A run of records

## Begin

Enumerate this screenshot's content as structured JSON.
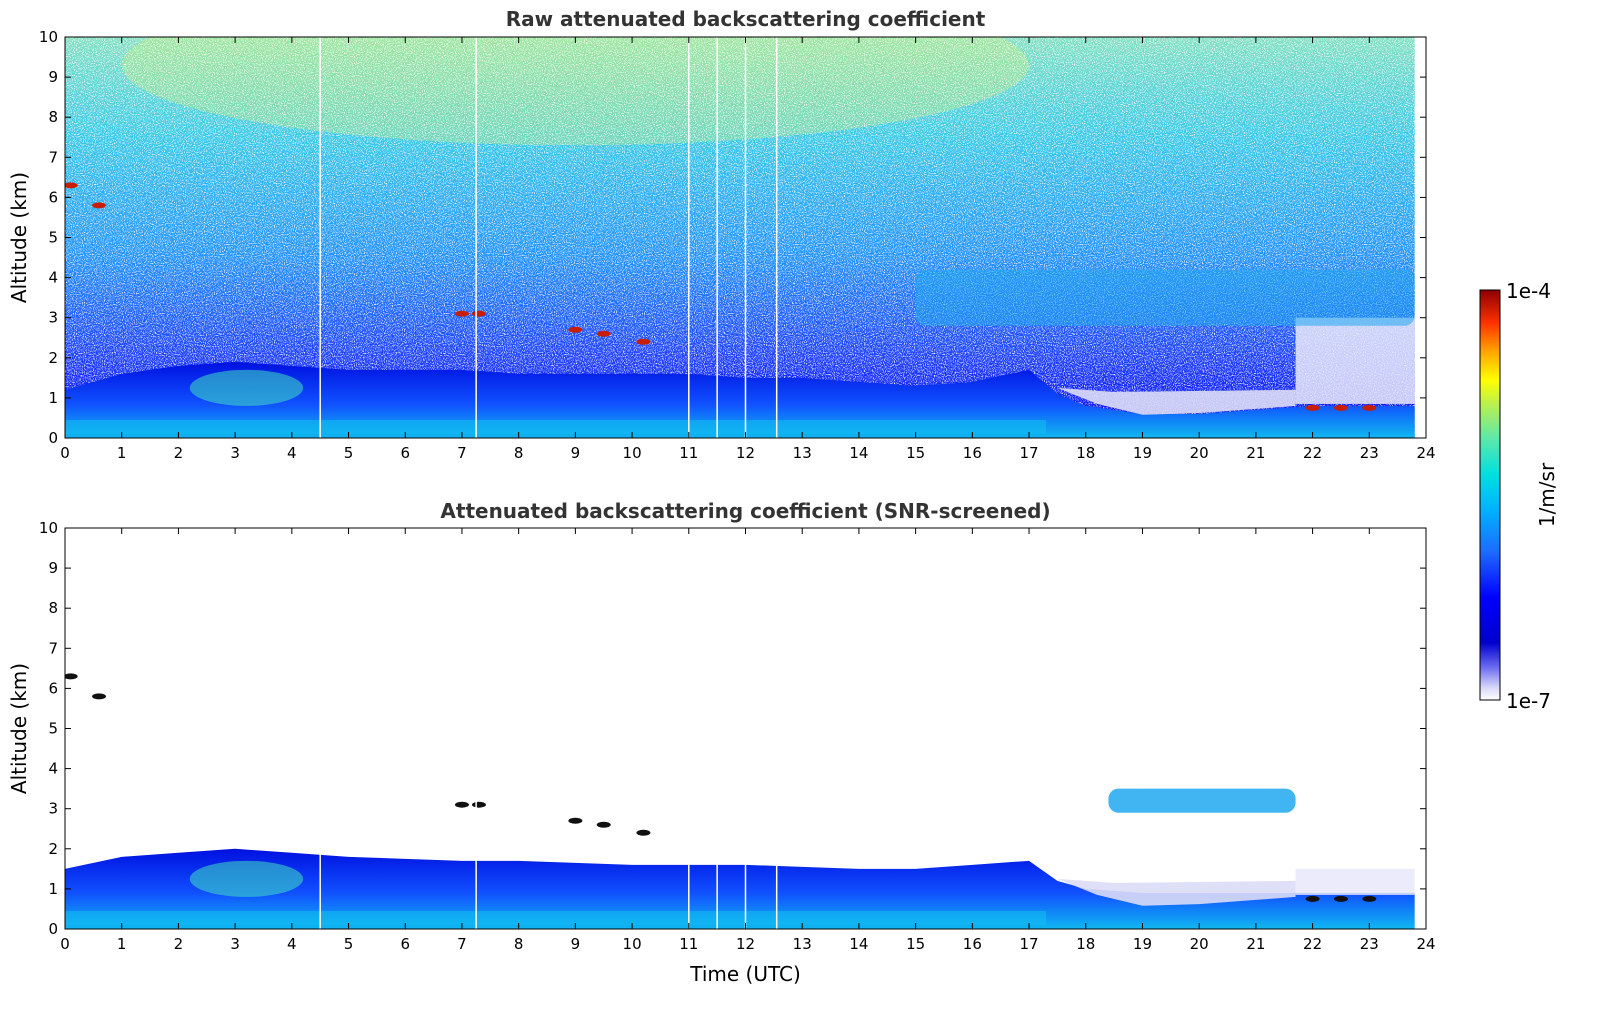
{
  "colors": {
    "colormap": [
      "#ffffff",
      "#0000cd",
      "#0000ff",
      "#1e5aff",
      "#00a0ff",
      "#00e5e5",
      "#5be8b0",
      "#a8f060",
      "#ffff00",
      "#ffa500",
      "#ff3300",
      "#8b0000"
    ]
  },
  "chart_data": [
    {
      "type": "heatmap",
      "title": "Raw attenuated backscattering coefficient",
      "xlabel": "",
      "ylabel": "Altitude (km)",
      "xlim": [
        0,
        24
      ],
      "ylim": [
        0,
        10
      ],
      "x_ticks": [
        "0",
        "1",
        "2",
        "3",
        "4",
        "5",
        "6",
        "7",
        "8",
        "9",
        "10",
        "11",
        "12",
        "13",
        "14",
        "15",
        "16",
        "17",
        "18",
        "19",
        "20",
        "21",
        "22",
        "23",
        "24"
      ],
      "y_ticks": [
        "0",
        "1",
        "2",
        "3",
        "4",
        "5",
        "6",
        "7",
        "8",
        "9",
        "10"
      ],
      "data_end_time": 23.8,
      "boundary_layer_top": [
        [
          0,
          1.2
        ],
        [
          1,
          1.6
        ],
        [
          2,
          1.8
        ],
        [
          3,
          1.9
        ],
        [
          4,
          1.8
        ],
        [
          5,
          1.7
        ],
        [
          6,
          1.7
        ],
        [
          7,
          1.7
        ],
        [
          8,
          1.6
        ],
        [
          9,
          1.6
        ],
        [
          10,
          1.6
        ],
        [
          11,
          1.6
        ],
        [
          12,
          1.5
        ],
        [
          13,
          1.5
        ],
        [
          14,
          1.4
        ],
        [
          15,
          1.3
        ],
        [
          16,
          1.4
        ],
        [
          17,
          1.7
        ],
        [
          17.5,
          1.1
        ],
        [
          18,
          0.8
        ],
        [
          19,
          0.6
        ],
        [
          20,
          0.6
        ],
        [
          21,
          0.7
        ],
        [
          22,
          0.8
        ],
        [
          23,
          0.8
        ],
        [
          23.8,
          0.8
        ]
      ],
      "elevated_aerosol_layer": {
        "x_start": 15.0,
        "x_end": 23.8,
        "alt_low": 2.8,
        "alt_high": 4.2
      },
      "cloud_patches": [
        [
          0.1,
          6.3
        ],
        [
          0.6,
          5.8
        ],
        [
          7.0,
          3.1
        ],
        [
          7.3,
          3.1
        ],
        [
          9.0,
          2.7
        ],
        [
          9.5,
          2.6
        ],
        [
          10.2,
          2.4
        ],
        [
          22.0,
          0.75
        ],
        [
          22.5,
          0.75
        ],
        [
          23.0,
          0.75
        ]
      ],
      "gap_times": [
        4.5,
        7.25,
        11.0,
        11.5,
        12.0,
        12.55
      ]
    },
    {
      "type": "heatmap",
      "title": "Attenuated backscattering coefficient (SNR-screened)",
      "xlabel": "Time (UTC)",
      "ylabel": "Altitude (km)",
      "xlim": [
        0,
        24
      ],
      "ylim": [
        0,
        10
      ],
      "x_ticks": [
        "0",
        "1",
        "2",
        "3",
        "4",
        "5",
        "6",
        "7",
        "8",
        "9",
        "10",
        "11",
        "12",
        "13",
        "14",
        "15",
        "16",
        "17",
        "18",
        "19",
        "20",
        "21",
        "22",
        "23",
        "24"
      ],
      "y_ticks": [
        "0",
        "1",
        "2",
        "3",
        "4",
        "5",
        "6",
        "7",
        "8",
        "9",
        "10"
      ],
      "data_end_time": 23.8,
      "boundary_layer_top": [
        [
          0,
          1.5
        ],
        [
          1,
          1.8
        ],
        [
          2,
          1.9
        ],
        [
          3,
          2.0
        ],
        [
          4,
          1.9
        ],
        [
          5,
          1.8
        ],
        [
          6,
          1.75
        ],
        [
          7,
          1.7
        ],
        [
          8,
          1.7
        ],
        [
          9,
          1.65
        ],
        [
          10,
          1.6
        ],
        [
          11,
          1.6
        ],
        [
          12,
          1.6
        ],
        [
          13,
          1.55
        ],
        [
          14,
          1.5
        ],
        [
          15,
          1.5
        ],
        [
          16,
          1.6
        ],
        [
          17,
          1.7
        ],
        [
          17.5,
          1.2
        ],
        [
          18,
          1.0
        ],
        [
          19,
          0.9
        ],
        [
          20,
          0.9
        ],
        [
          21,
          0.9
        ],
        [
          22,
          0.9
        ],
        [
          23,
          0.9
        ],
        [
          23.8,
          0.9
        ]
      ],
      "elevated_aerosol_layer": {
        "x_start": 18.4,
        "x_end": 21.7,
        "alt_low": 2.9,
        "alt_high": 3.5
      },
      "cloud_patches": [
        [
          0.1,
          6.3
        ],
        [
          0.6,
          5.8
        ],
        [
          7.0,
          3.1
        ],
        [
          7.3,
          3.1
        ],
        [
          9.0,
          2.7
        ],
        [
          9.5,
          2.6
        ],
        [
          10.2,
          2.4
        ],
        [
          22.0,
          0.75
        ],
        [
          22.5,
          0.75
        ],
        [
          23.0,
          0.75
        ]
      ],
      "gap_times": [
        4.5,
        7.25,
        11.0,
        11.5,
        12.0,
        12.55
      ]
    }
  ],
  "colorbar": {
    "max_label": "1e-4",
    "min_label": "1e-7",
    "unit_label": "1/m/sr"
  }
}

## End

## AIM:
Using the records above, output their complete text exactly, minus any images.

## THE RESULT:
Enumerate this screenshot's content as structured JSON.
{
  "colors": {
    "colormap": [
      "#ffffff",
      "#0000cd",
      "#0000ff",
      "#1e5aff",
      "#00a0ff",
      "#00e5e5",
      "#5be8b0",
      "#a8f060",
      "#ffff00",
      "#ffa500",
      "#ff3300",
      "#8b0000"
    ]
  },
  "chart_data": [
    {
      "type": "heatmap",
      "title": "Raw attenuated backscattering coefficient",
      "xlabel": "",
      "ylabel": "Altitude (km)",
      "xlim": [
        0,
        24
      ],
      "ylim": [
        0,
        10
      ],
      "x_ticks": [
        "0",
        "1",
        "2",
        "3",
        "4",
        "5",
        "6",
        "7",
        "8",
        "9",
        "10",
        "11",
        "12",
        "13",
        "14",
        "15",
        "16",
        "17",
        "18",
        "19",
        "20",
        "21",
        "22",
        "23",
        "24"
      ],
      "y_ticks": [
        "0",
        "1",
        "2",
        "3",
        "4",
        "5",
        "6",
        "7",
        "8",
        "9",
        "10"
      ],
      "data_end_time": 23.8,
      "boundary_layer_top": [
        [
          0,
          1.2
        ],
        [
          1,
          1.6
        ],
        [
          2,
          1.8
        ],
        [
          3,
          1.9
        ],
        [
          4,
          1.8
        ],
        [
          5,
          1.7
        ],
        [
          6,
          1.7
        ],
        [
          7,
          1.7
        ],
        [
          8,
          1.6
        ],
        [
          9,
          1.6
        ],
        [
          10,
          1.6
        ],
        [
          11,
          1.6
        ],
        [
          12,
          1.5
        ],
        [
          13,
          1.5
        ],
        [
          14,
          1.4
        ],
        [
          15,
          1.3
        ],
        [
          16,
          1.4
        ],
        [
          17,
          1.7
        ],
        [
          17.5,
          1.1
        ],
        [
          18,
          0.8
        ],
        [
          19,
          0.6
        ],
        [
          20,
          0.6
        ],
        [
          21,
          0.7
        ],
        [
          22,
          0.8
        ],
        [
          23,
          0.8
        ],
        [
          23.8,
          0.8
        ]
      ],
      "elevated_aerosol_layer": {
        "x_start": 15.0,
        "x_end": 23.8,
        "alt_low": 2.8,
        "alt_high": 4.2
      },
      "cloud_patches": [
        [
          0.1,
          6.3
        ],
        [
          0.6,
          5.8
        ],
        [
          7.0,
          3.1
        ],
        [
          7.3,
          3.1
        ],
        [
          9.0,
          2.7
        ],
        [
          9.5,
          2.6
        ],
        [
          10.2,
          2.4
        ],
        [
          22.0,
          0.75
        ],
        [
          22.5,
          0.75
        ],
        [
          23.0,
          0.75
        ]
      ],
      "gap_times": [
        4.5,
        7.25,
        11.0,
        11.5,
        12.0,
        12.55
      ]
    },
    {
      "type": "heatmap",
      "title": "Attenuated backscattering coefficient (SNR-screened)",
      "xlabel": "Time (UTC)",
      "ylabel": "Altitude (km)",
      "xlim": [
        0,
        24
      ],
      "ylim": [
        0,
        10
      ],
      "x_ticks": [
        "0",
        "1",
        "2",
        "3",
        "4",
        "5",
        "6",
        "7",
        "8",
        "9",
        "10",
        "11",
        "12",
        "13",
        "14",
        "15",
        "16",
        "17",
        "18",
        "19",
        "20",
        "21",
        "22",
        "23",
        "24"
      ],
      "y_ticks": [
        "0",
        "1",
        "2",
        "3",
        "4",
        "5",
        "6",
        "7",
        "8",
        "9",
        "10"
      ],
      "data_end_time": 23.8,
      "boundary_layer_top": [
        [
          0,
          1.5
        ],
        [
          1,
          1.8
        ],
        [
          2,
          1.9
        ],
        [
          3,
          2.0
        ],
        [
          4,
          1.9
        ],
        [
          5,
          1.8
        ],
        [
          6,
          1.75
        ],
        [
          7,
          1.7
        ],
        [
          8,
          1.7
        ],
        [
          9,
          1.65
        ],
        [
          10,
          1.6
        ],
        [
          11,
          1.6
        ],
        [
          12,
          1.6
        ],
        [
          13,
          1.55
        ],
        [
          14,
          1.5
        ],
        [
          15,
          1.5
        ],
        [
          16,
          1.6
        ],
        [
          17,
          1.7
        ],
        [
          17.5,
          1.2
        ],
        [
          18,
          1.0
        ],
        [
          19,
          0.9
        ],
        [
          20,
          0.9
        ],
        [
          21,
          0.9
        ],
        [
          22,
          0.9
        ],
        [
          23,
          0.9
        ],
        [
          23.8,
          0.9
        ]
      ],
      "elevated_aerosol_layer": {
        "x_start": 18.4,
        "x_end": 21.7,
        "alt_low": 2.9,
        "alt_high": 3.5
      },
      "cloud_patches": [
        [
          0.1,
          6.3
        ],
        [
          0.6,
          5.8
        ],
        [
          7.0,
          3.1
        ],
        [
          7.3,
          3.1
        ],
        [
          9.0,
          2.7
        ],
        [
          9.5,
          2.6
        ],
        [
          10.2,
          2.4
        ],
        [
          22.0,
          0.75
        ],
        [
          22.5,
          0.75
        ],
        [
          23.0,
          0.75
        ]
      ],
      "gap_times": [
        4.5,
        7.25,
        11.0,
        11.5,
        12.0,
        12.55
      ]
    }
  ],
  "colorbar": {
    "max_label": "1e-4",
    "min_label": "1e-7",
    "unit_label": "1/m/sr"
  }
}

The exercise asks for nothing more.